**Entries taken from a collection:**

-- start --

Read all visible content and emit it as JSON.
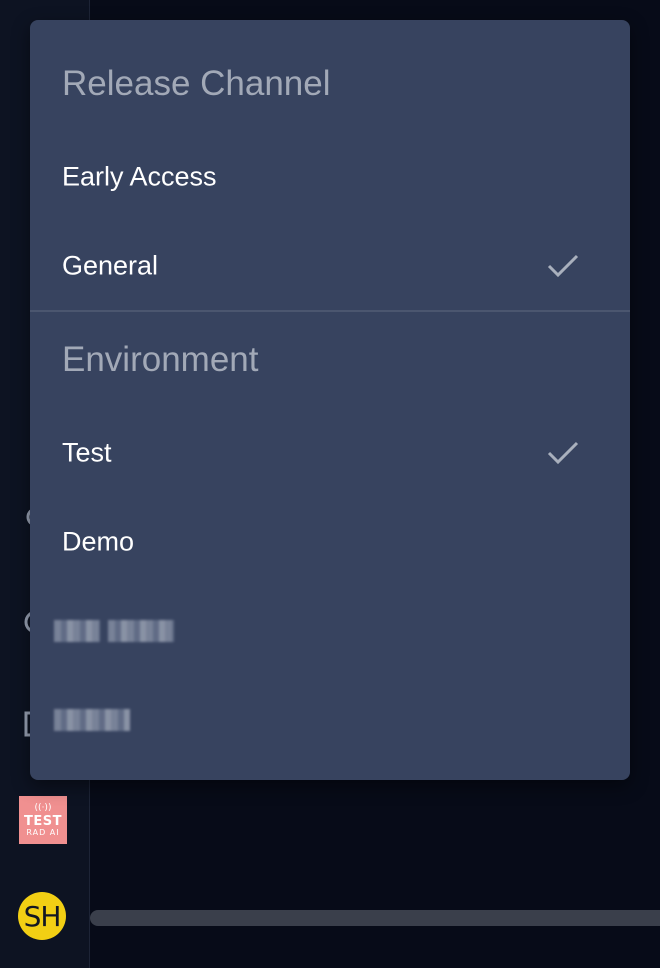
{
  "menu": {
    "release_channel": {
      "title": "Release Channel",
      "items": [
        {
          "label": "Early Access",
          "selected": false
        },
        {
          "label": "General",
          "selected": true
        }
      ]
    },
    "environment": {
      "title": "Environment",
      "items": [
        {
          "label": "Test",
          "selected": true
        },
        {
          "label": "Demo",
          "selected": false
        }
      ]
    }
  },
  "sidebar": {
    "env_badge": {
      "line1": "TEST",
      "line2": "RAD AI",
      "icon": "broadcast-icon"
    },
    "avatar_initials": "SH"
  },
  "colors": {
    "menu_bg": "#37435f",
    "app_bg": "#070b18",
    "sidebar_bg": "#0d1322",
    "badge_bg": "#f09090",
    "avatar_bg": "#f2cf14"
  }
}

-- end --

**Given instruction:** From the data, collect all lines where the string "title" appears.

**Final result:**
      "title": "Release Channel",
      "title": "Environment",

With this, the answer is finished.